Entries with figure data:
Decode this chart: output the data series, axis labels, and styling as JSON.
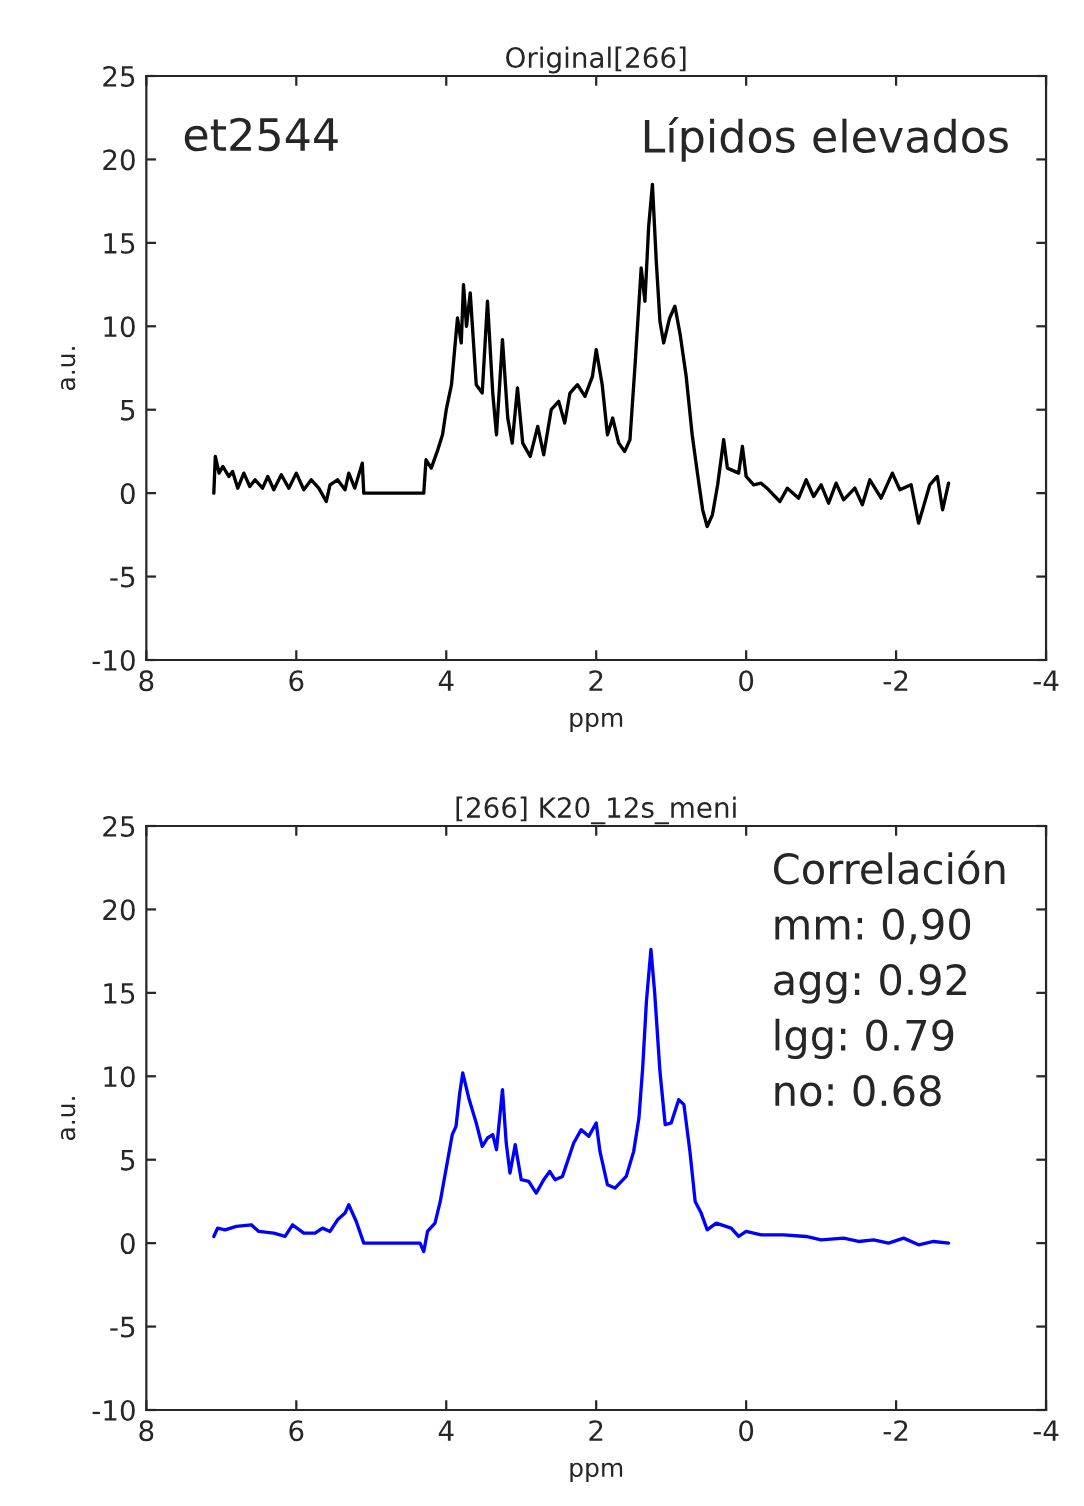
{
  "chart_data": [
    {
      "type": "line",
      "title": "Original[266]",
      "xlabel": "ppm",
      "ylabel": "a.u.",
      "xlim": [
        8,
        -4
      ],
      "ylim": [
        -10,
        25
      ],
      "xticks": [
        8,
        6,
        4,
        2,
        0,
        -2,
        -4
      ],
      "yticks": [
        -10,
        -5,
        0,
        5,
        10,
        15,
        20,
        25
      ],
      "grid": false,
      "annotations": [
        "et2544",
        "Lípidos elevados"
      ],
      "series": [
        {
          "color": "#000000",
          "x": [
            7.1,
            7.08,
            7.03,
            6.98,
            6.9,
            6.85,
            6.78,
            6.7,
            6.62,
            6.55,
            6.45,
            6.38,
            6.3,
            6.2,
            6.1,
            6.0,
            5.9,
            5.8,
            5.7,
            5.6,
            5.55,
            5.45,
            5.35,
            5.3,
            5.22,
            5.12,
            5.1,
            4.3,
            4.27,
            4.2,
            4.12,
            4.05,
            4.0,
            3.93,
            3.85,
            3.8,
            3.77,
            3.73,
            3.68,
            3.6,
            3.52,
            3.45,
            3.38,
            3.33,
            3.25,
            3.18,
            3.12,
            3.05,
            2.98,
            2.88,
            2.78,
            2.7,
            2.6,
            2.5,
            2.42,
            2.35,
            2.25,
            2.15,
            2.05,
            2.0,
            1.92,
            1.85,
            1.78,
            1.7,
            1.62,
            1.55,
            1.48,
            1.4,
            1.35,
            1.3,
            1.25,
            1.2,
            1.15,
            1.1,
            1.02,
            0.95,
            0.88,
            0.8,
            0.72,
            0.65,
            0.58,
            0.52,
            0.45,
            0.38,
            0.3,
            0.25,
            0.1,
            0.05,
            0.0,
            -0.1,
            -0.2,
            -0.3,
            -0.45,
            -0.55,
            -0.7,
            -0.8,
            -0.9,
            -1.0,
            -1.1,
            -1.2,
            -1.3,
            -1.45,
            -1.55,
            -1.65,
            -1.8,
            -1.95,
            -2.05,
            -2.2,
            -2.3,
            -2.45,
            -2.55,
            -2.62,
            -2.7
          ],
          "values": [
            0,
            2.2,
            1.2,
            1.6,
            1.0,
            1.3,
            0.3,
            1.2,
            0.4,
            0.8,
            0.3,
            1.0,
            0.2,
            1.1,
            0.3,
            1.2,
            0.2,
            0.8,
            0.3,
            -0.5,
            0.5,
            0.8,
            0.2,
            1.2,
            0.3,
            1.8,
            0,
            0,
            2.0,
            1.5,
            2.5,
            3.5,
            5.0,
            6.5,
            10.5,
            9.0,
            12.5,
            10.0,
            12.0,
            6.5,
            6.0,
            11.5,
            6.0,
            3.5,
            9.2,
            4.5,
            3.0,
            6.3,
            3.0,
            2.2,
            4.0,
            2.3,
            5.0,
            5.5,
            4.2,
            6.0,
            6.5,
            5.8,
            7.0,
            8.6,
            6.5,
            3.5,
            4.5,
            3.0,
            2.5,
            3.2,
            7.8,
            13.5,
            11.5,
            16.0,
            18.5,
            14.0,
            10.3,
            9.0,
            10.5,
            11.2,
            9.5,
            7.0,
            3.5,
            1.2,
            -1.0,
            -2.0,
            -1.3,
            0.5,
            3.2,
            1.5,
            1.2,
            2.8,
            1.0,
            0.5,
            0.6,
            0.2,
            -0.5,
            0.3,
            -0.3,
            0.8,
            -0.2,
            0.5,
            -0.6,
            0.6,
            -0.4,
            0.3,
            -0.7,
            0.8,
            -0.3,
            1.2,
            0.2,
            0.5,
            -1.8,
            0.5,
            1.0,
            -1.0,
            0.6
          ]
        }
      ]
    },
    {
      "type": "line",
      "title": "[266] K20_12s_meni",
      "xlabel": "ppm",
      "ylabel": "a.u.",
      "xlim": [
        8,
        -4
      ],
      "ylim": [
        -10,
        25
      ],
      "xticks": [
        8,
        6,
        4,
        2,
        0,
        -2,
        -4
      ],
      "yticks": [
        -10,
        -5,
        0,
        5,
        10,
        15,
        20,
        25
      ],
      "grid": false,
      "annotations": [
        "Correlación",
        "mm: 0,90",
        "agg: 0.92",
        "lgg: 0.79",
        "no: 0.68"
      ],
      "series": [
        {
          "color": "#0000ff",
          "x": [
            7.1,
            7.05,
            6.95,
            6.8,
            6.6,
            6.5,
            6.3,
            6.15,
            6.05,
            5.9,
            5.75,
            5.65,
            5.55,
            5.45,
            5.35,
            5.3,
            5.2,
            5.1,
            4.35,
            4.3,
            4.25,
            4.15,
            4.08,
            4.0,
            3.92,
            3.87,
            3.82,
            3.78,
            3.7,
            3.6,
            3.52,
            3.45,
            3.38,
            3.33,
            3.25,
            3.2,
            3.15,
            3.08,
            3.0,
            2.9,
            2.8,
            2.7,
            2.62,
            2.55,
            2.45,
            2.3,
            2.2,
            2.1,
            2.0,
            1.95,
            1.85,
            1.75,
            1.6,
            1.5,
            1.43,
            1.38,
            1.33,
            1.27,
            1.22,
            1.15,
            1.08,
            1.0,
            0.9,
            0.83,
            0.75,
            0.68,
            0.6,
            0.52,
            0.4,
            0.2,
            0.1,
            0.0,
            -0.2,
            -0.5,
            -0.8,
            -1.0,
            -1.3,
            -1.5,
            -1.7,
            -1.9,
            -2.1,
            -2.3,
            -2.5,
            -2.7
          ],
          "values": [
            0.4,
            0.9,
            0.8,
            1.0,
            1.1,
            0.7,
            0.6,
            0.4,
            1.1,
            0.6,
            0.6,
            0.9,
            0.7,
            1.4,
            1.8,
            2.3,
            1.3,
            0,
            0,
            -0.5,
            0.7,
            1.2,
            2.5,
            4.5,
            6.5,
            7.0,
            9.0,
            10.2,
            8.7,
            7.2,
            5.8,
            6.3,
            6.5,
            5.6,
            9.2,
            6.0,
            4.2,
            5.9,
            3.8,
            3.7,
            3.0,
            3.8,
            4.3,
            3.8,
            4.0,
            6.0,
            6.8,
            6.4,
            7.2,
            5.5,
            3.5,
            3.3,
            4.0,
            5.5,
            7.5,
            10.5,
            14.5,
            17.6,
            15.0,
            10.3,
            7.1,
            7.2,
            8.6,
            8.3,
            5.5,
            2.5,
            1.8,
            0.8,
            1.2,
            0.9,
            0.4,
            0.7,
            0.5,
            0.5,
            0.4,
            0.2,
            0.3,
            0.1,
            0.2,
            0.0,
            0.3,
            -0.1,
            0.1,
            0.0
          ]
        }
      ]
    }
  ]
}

EXERCISE GOAL - Write the entries above out again exactly, but not the pictures.

RESULT OF THIS EXERCISE -
Decode this chart: output the data series, axis labels, and styling as JSON.
{
  "chart_data": [
    {
      "type": "line",
      "title": "Original[266]",
      "xlabel": "ppm",
      "ylabel": "a.u.",
      "xlim": [
        8,
        -4
      ],
      "ylim": [
        -10,
        25
      ],
      "xticks": [
        8,
        6,
        4,
        2,
        0,
        -2,
        -4
      ],
      "yticks": [
        -10,
        -5,
        0,
        5,
        10,
        15,
        20,
        25
      ],
      "grid": false,
      "annotations": [
        "et2544",
        "Lípidos elevados"
      ],
      "series": [
        {
          "color": "#000000",
          "x": [
            7.1,
            7.08,
            7.03,
            6.98,
            6.9,
            6.85,
            6.78,
            6.7,
            6.62,
            6.55,
            6.45,
            6.38,
            6.3,
            6.2,
            6.1,
            6.0,
            5.9,
            5.8,
            5.7,
            5.6,
            5.55,
            5.45,
            5.35,
            5.3,
            5.22,
            5.12,
            5.1,
            4.3,
            4.27,
            4.2,
            4.12,
            4.05,
            4.0,
            3.93,
            3.85,
            3.8,
            3.77,
            3.73,
            3.68,
            3.6,
            3.52,
            3.45,
            3.38,
            3.33,
            3.25,
            3.18,
            3.12,
            3.05,
            2.98,
            2.88,
            2.78,
            2.7,
            2.6,
            2.5,
            2.42,
            2.35,
            2.25,
            2.15,
            2.05,
            2.0,
            1.92,
            1.85,
            1.78,
            1.7,
            1.62,
            1.55,
            1.48,
            1.4,
            1.35,
            1.3,
            1.25,
            1.2,
            1.15,
            1.1,
            1.02,
            0.95,
            0.88,
            0.8,
            0.72,
            0.65,
            0.58,
            0.52,
            0.45,
            0.38,
            0.3,
            0.25,
            0.1,
            0.05,
            0.0,
            -0.1,
            -0.2,
            -0.3,
            -0.45,
            -0.55,
            -0.7,
            -0.8,
            -0.9,
            -1.0,
            -1.1,
            -1.2,
            -1.3,
            -1.45,
            -1.55,
            -1.65,
            -1.8,
            -1.95,
            -2.05,
            -2.2,
            -2.3,
            -2.45,
            -2.55,
            -2.62,
            -2.7
          ],
          "values": [
            0,
            2.2,
            1.2,
            1.6,
            1.0,
            1.3,
            0.3,
            1.2,
            0.4,
            0.8,
            0.3,
            1.0,
            0.2,
            1.1,
            0.3,
            1.2,
            0.2,
            0.8,
            0.3,
            -0.5,
            0.5,
            0.8,
            0.2,
            1.2,
            0.3,
            1.8,
            0,
            0,
            2.0,
            1.5,
            2.5,
            3.5,
            5.0,
            6.5,
            10.5,
            9.0,
            12.5,
            10.0,
            12.0,
            6.5,
            6.0,
            11.5,
            6.0,
            3.5,
            9.2,
            4.5,
            3.0,
            6.3,
            3.0,
            2.2,
            4.0,
            2.3,
            5.0,
            5.5,
            4.2,
            6.0,
            6.5,
            5.8,
            7.0,
            8.6,
            6.5,
            3.5,
            4.5,
            3.0,
            2.5,
            3.2,
            7.8,
            13.5,
            11.5,
            16.0,
            18.5,
            14.0,
            10.3,
            9.0,
            10.5,
            11.2,
            9.5,
            7.0,
            3.5,
            1.2,
            -1.0,
            -2.0,
            -1.3,
            0.5,
            3.2,
            1.5,
            1.2,
            2.8,
            1.0,
            0.5,
            0.6,
            0.2,
            -0.5,
            0.3,
            -0.3,
            0.8,
            -0.2,
            0.5,
            -0.6,
            0.6,
            -0.4,
            0.3,
            -0.7,
            0.8,
            -0.3,
            1.2,
            0.2,
            0.5,
            -1.8,
            0.5,
            1.0,
            -1.0,
            0.6
          ]
        }
      ]
    },
    {
      "type": "line",
      "title": "[266] K20_12s_meni",
      "xlabel": "ppm",
      "ylabel": "a.u.",
      "xlim": [
        8,
        -4
      ],
      "ylim": [
        -10,
        25
      ],
      "xticks": [
        8,
        6,
        4,
        2,
        0,
        -2,
        -4
      ],
      "yticks": [
        -10,
        -5,
        0,
        5,
        10,
        15,
        20,
        25
      ],
      "grid": false,
      "annotations": [
        "Correlación",
        "mm: 0,90",
        "agg: 0.92",
        "lgg: 0.79",
        "no: 0.68"
      ],
      "series": [
        {
          "color": "#0000ff",
          "x": [
            7.1,
            7.05,
            6.95,
            6.8,
            6.6,
            6.5,
            6.3,
            6.15,
            6.05,
            5.9,
            5.75,
            5.65,
            5.55,
            5.45,
            5.35,
            5.3,
            5.2,
            5.1,
            4.35,
            4.3,
            4.25,
            4.15,
            4.08,
            4.0,
            3.92,
            3.87,
            3.82,
            3.78,
            3.7,
            3.6,
            3.52,
            3.45,
            3.38,
            3.33,
            3.25,
            3.2,
            3.15,
            3.08,
            3.0,
            2.9,
            2.8,
            2.7,
            2.62,
            2.55,
            2.45,
            2.3,
            2.2,
            2.1,
            2.0,
            1.95,
            1.85,
            1.75,
            1.6,
            1.5,
            1.43,
            1.38,
            1.33,
            1.27,
            1.22,
            1.15,
            1.08,
            1.0,
            0.9,
            0.83,
            0.75,
            0.68,
            0.6,
            0.52,
            0.4,
            0.2,
            0.1,
            0.0,
            -0.2,
            -0.5,
            -0.8,
            -1.0,
            -1.3,
            -1.5,
            -1.7,
            -1.9,
            -2.1,
            -2.3,
            -2.5,
            -2.7
          ],
          "values": [
            0.4,
            0.9,
            0.8,
            1.0,
            1.1,
            0.7,
            0.6,
            0.4,
            1.1,
            0.6,
            0.6,
            0.9,
            0.7,
            1.4,
            1.8,
            2.3,
            1.3,
            0,
            0,
            -0.5,
            0.7,
            1.2,
            2.5,
            4.5,
            6.5,
            7.0,
            9.0,
            10.2,
            8.7,
            7.2,
            5.8,
            6.3,
            6.5,
            5.6,
            9.2,
            6.0,
            4.2,
            5.9,
            3.8,
            3.7,
            3.0,
            3.8,
            4.3,
            3.8,
            4.0,
            6.0,
            6.8,
            6.4,
            7.2,
            5.5,
            3.5,
            3.3,
            4.0,
            5.5,
            7.5,
            10.5,
            14.5,
            17.6,
            15.0,
            10.3,
            7.1,
            7.2,
            8.6,
            8.3,
            5.5,
            2.5,
            1.8,
            0.8,
            1.2,
            0.9,
            0.4,
            0.7,
            0.5,
            0.5,
            0.4,
            0.2,
            0.3,
            0.1,
            0.2,
            0.0,
            0.3,
            -0.1,
            0.1,
            0.0
          ]
        }
      ]
    }
  ]
}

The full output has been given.